▸ **ASSIGNED TASK**:
Each line holding the word "blot" must appear in the answer, copied from the entries.

▸ **RECORD EXCERPTS**:
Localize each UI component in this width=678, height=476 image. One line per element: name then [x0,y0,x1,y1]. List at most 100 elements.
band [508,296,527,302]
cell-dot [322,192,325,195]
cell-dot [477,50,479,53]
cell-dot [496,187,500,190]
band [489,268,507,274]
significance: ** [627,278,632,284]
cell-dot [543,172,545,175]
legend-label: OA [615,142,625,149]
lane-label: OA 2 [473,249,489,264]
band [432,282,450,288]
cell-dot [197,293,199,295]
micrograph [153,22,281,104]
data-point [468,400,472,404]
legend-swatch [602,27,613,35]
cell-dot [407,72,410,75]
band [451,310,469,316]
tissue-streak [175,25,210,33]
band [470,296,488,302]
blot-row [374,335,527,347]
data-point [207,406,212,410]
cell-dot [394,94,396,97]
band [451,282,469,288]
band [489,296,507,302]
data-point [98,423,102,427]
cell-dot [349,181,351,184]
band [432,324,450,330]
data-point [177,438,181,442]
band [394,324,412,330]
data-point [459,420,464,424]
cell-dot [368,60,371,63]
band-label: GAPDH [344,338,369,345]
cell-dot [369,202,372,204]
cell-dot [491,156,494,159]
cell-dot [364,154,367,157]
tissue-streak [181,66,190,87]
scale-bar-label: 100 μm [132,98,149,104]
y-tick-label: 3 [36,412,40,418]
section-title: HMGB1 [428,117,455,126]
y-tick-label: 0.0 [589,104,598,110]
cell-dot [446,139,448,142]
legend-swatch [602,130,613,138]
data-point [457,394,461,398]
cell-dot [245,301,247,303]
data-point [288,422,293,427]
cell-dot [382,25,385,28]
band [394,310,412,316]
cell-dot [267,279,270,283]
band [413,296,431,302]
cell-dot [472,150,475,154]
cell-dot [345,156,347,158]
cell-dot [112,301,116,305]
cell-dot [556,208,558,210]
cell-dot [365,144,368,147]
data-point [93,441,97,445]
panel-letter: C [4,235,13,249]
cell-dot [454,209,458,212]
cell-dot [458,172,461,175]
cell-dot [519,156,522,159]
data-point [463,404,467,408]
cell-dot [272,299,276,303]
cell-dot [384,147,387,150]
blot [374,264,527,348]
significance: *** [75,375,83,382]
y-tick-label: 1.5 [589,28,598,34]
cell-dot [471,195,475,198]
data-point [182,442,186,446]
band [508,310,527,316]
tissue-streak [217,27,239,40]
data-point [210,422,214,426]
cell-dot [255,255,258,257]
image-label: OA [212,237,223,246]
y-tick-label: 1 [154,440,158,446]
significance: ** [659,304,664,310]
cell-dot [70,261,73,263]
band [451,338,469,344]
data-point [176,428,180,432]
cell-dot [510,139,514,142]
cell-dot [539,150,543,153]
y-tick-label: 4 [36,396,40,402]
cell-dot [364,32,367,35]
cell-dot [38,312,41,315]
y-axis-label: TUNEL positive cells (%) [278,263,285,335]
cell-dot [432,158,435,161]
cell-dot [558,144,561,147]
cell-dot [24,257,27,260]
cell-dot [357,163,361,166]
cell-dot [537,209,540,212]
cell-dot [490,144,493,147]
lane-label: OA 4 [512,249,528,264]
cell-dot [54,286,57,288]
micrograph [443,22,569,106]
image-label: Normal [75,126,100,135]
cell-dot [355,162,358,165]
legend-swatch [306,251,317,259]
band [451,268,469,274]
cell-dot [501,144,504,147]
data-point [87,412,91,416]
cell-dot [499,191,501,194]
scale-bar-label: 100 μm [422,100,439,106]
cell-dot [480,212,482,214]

▸ **RESPONSE AREA**:
blot-row [374,335,527,347]
blot [374,264,527,348]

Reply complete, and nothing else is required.